- Provided entries
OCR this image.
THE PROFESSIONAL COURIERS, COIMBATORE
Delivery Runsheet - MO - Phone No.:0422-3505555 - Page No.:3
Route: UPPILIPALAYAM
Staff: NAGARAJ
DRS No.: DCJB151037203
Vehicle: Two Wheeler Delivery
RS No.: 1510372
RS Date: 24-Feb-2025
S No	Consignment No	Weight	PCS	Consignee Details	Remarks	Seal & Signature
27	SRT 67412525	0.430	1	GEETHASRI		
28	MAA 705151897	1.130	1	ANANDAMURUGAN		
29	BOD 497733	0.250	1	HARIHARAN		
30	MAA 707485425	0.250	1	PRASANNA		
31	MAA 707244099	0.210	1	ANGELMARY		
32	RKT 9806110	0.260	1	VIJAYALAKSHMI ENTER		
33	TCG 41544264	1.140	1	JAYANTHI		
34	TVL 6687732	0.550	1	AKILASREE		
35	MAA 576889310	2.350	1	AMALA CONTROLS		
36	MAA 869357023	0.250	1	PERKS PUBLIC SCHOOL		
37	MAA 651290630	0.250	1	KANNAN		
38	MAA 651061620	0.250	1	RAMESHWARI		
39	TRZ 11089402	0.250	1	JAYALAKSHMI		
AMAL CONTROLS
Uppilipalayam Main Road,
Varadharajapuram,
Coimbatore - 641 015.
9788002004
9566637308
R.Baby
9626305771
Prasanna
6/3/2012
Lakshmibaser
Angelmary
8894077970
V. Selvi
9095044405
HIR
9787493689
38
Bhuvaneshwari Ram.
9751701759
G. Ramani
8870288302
---
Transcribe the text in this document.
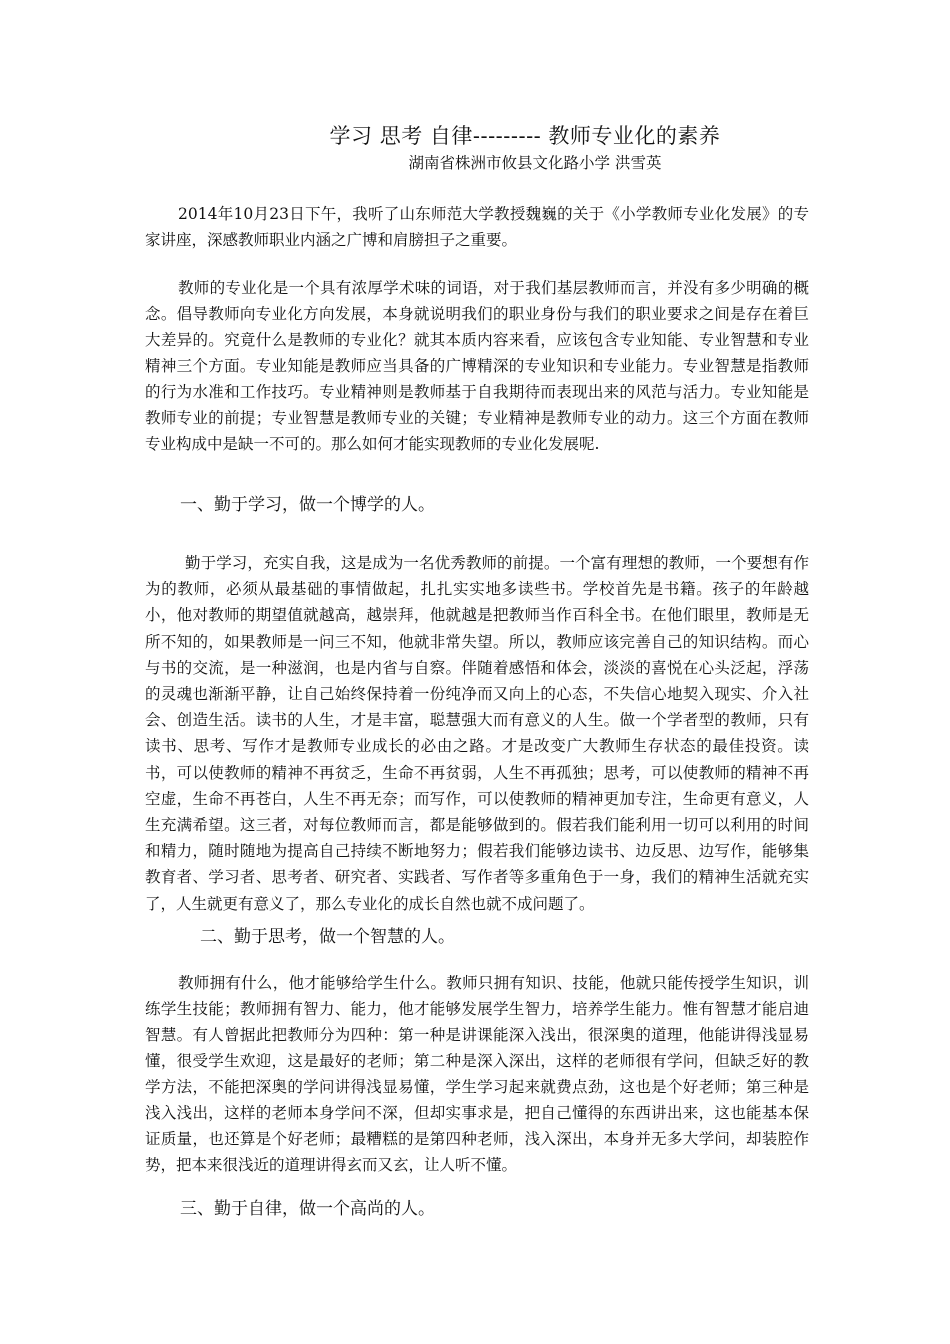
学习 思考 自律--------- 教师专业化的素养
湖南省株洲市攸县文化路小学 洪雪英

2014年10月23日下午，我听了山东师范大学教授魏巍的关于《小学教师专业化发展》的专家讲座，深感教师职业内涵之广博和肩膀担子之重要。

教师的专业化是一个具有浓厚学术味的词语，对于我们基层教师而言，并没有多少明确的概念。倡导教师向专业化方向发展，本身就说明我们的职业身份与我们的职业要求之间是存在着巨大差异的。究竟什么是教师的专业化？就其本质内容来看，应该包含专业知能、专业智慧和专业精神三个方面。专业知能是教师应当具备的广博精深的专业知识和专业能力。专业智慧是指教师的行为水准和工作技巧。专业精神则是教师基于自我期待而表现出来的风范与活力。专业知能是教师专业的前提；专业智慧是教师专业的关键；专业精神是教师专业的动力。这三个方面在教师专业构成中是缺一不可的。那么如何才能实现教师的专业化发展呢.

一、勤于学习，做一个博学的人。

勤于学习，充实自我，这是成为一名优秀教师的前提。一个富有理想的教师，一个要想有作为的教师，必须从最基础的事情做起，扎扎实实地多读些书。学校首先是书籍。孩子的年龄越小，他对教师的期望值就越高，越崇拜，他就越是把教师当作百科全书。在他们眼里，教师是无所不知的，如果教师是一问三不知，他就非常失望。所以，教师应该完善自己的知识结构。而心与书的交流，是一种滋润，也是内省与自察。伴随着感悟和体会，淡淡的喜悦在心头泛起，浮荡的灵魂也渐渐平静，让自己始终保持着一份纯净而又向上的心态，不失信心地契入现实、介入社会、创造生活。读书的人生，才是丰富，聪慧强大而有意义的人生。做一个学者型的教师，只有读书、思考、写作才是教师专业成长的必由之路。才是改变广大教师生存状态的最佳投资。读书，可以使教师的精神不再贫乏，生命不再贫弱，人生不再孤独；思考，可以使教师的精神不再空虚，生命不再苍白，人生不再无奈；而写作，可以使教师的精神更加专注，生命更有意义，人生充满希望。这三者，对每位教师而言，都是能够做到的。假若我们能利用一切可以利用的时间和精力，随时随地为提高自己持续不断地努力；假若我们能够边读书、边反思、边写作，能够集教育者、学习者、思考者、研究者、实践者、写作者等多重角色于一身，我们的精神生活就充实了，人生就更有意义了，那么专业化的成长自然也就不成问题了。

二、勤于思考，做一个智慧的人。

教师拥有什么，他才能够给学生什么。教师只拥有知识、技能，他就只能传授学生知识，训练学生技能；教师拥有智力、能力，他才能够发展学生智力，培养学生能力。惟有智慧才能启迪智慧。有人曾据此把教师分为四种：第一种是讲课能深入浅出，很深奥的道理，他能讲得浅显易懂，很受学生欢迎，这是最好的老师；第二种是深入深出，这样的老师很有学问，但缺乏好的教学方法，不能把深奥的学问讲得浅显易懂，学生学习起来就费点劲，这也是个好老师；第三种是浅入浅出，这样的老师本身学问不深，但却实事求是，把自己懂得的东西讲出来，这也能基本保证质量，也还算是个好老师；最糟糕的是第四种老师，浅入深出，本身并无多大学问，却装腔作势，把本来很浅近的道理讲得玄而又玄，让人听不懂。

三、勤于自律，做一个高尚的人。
==
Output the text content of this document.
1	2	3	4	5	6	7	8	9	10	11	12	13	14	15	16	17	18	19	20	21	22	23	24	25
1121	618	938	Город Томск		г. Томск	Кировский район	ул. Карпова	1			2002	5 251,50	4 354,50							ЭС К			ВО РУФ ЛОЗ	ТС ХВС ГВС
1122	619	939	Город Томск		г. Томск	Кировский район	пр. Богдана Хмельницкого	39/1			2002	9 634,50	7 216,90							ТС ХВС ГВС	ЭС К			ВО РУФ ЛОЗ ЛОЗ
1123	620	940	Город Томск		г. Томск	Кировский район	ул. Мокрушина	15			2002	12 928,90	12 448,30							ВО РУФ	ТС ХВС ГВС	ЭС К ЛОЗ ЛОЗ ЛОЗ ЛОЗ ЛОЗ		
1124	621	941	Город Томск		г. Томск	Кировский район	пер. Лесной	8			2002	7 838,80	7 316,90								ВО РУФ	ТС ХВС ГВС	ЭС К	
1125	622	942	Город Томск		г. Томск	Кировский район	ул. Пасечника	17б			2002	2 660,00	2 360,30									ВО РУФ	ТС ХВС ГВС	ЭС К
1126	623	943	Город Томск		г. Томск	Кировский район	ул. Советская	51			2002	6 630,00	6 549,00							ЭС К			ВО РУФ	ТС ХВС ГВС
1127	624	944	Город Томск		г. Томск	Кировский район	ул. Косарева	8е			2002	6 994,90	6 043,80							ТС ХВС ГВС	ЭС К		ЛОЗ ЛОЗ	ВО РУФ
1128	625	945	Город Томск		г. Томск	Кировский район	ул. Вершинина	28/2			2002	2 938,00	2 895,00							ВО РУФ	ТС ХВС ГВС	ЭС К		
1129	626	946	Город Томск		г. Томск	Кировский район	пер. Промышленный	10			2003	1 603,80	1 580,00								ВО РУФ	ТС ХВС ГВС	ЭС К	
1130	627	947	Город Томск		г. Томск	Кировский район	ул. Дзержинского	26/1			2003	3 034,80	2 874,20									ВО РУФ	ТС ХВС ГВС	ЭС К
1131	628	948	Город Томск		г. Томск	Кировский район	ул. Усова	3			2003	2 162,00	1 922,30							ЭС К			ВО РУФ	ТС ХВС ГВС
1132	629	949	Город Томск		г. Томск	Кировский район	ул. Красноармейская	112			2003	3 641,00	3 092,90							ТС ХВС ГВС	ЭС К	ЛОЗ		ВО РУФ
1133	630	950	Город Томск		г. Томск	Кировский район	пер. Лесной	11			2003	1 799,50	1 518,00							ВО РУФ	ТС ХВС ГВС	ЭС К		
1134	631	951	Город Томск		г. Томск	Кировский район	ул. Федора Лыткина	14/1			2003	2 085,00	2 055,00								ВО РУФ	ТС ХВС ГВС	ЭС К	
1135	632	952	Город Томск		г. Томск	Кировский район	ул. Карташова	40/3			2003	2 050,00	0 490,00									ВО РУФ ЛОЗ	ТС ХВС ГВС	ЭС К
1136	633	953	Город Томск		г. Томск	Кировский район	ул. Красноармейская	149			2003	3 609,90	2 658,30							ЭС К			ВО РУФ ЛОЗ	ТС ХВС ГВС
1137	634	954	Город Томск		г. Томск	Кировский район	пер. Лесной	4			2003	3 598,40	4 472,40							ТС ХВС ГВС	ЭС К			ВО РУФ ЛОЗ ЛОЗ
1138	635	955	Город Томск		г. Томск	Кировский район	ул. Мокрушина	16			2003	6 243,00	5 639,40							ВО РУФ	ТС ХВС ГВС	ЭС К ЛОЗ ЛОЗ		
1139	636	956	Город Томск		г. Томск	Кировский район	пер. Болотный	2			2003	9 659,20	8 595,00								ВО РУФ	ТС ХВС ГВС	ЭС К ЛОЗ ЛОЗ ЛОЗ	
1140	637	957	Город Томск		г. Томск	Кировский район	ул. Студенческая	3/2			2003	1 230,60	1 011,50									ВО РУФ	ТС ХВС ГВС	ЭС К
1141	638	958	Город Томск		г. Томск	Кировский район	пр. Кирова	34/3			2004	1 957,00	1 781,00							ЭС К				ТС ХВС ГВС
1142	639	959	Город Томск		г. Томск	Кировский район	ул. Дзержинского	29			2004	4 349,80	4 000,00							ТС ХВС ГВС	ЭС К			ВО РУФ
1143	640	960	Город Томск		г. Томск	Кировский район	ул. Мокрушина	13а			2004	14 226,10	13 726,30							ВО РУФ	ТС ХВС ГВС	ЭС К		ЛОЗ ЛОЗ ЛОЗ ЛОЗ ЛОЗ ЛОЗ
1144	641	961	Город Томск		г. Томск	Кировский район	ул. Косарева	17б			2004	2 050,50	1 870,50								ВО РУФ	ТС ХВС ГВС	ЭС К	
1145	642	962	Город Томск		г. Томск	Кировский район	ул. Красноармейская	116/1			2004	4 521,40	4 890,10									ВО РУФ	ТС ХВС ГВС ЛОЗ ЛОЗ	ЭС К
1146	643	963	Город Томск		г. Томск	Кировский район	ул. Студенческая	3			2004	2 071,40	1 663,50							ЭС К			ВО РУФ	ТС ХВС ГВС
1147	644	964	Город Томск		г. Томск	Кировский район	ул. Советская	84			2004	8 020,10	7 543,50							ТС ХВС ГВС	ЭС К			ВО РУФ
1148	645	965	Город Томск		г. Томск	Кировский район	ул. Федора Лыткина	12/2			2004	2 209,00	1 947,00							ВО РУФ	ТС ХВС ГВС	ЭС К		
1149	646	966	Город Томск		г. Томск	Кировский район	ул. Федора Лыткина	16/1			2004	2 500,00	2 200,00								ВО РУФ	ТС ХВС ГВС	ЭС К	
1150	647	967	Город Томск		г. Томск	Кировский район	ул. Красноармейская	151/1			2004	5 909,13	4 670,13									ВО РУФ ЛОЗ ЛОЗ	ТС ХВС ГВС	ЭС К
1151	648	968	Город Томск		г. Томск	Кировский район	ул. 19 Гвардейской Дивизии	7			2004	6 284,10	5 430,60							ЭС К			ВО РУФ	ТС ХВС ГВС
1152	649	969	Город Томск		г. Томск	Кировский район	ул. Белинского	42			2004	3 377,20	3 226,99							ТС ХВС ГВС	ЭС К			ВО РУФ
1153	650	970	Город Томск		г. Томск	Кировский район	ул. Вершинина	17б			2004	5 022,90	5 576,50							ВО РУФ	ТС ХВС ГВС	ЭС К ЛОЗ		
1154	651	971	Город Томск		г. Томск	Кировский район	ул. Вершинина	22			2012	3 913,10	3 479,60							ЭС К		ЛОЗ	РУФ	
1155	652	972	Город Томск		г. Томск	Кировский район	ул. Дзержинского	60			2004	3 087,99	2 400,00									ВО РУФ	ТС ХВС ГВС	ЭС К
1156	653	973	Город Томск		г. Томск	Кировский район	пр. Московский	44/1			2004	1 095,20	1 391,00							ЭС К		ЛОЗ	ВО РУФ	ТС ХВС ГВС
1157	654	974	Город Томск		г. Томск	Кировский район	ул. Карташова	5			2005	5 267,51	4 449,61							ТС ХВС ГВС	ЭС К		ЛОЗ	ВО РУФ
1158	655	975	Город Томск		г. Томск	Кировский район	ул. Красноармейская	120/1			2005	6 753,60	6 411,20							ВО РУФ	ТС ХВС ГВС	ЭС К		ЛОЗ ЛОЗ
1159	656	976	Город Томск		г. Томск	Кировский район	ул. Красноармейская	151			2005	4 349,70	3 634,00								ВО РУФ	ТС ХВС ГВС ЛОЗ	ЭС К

- Set task
Report only how many lines in the records contain the word "document".

- Final answer
2